Transcribe every line of the listing below without any deviation.
-*-
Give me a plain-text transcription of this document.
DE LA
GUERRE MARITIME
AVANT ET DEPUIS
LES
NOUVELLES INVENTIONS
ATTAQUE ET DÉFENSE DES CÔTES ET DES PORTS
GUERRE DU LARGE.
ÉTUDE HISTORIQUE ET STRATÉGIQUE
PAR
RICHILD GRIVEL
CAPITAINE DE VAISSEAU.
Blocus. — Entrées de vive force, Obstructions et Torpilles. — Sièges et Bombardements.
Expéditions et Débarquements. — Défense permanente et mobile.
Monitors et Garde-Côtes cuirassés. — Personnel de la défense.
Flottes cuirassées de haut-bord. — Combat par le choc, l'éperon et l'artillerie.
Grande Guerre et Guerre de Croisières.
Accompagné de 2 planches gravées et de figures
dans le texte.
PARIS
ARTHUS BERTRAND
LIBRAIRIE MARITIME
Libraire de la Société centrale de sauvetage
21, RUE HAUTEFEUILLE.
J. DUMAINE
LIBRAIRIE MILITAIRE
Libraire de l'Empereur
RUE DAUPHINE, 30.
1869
-*-
-- Result for this task --
Give me a plain-text transcription of this document.
DE LA
GUERRE MARITIME
AVANT ET DEPUIS
LES
NOUVELLES INVENTIONS
ATTAQUE ET DÉFENSE DES CÔTES ET DES PORTS
GUERRE DU LARGE.
ÉTUDE HISTORIQUE ET STRATÉGIQUE
PAR
RICHILD GRIVEL
CAPITAINE DE VAISSEAU.
Blocus. — Entrées de vive force, Obstructions et Torpilles. — Sièges et Bombardements.
Expéditions et Débarquements. — Défense permanente et mobile.
Monitors et Garde-Côtes cuirassés. — Personnel de la défense.
Flottes cuirassées de haut-bord. — Combat par le choc, l'éperon et l'artillerie.
Grande Guerre et Guerre de Croisières.
Accompagné de 2 planches gravées et de figures
dans le texte.
PARIS
ARTHUS BERTRAND
LIBRAIRIE MARITIME
Libraire de la Société centrale de sauvetage
21, RUE HAUTEFEUILLE.
J. DUMAINE
LIBRAIRIE MILITAIRE
Libraire de l'Empereur
RUE DAUPHINE, 30.
1869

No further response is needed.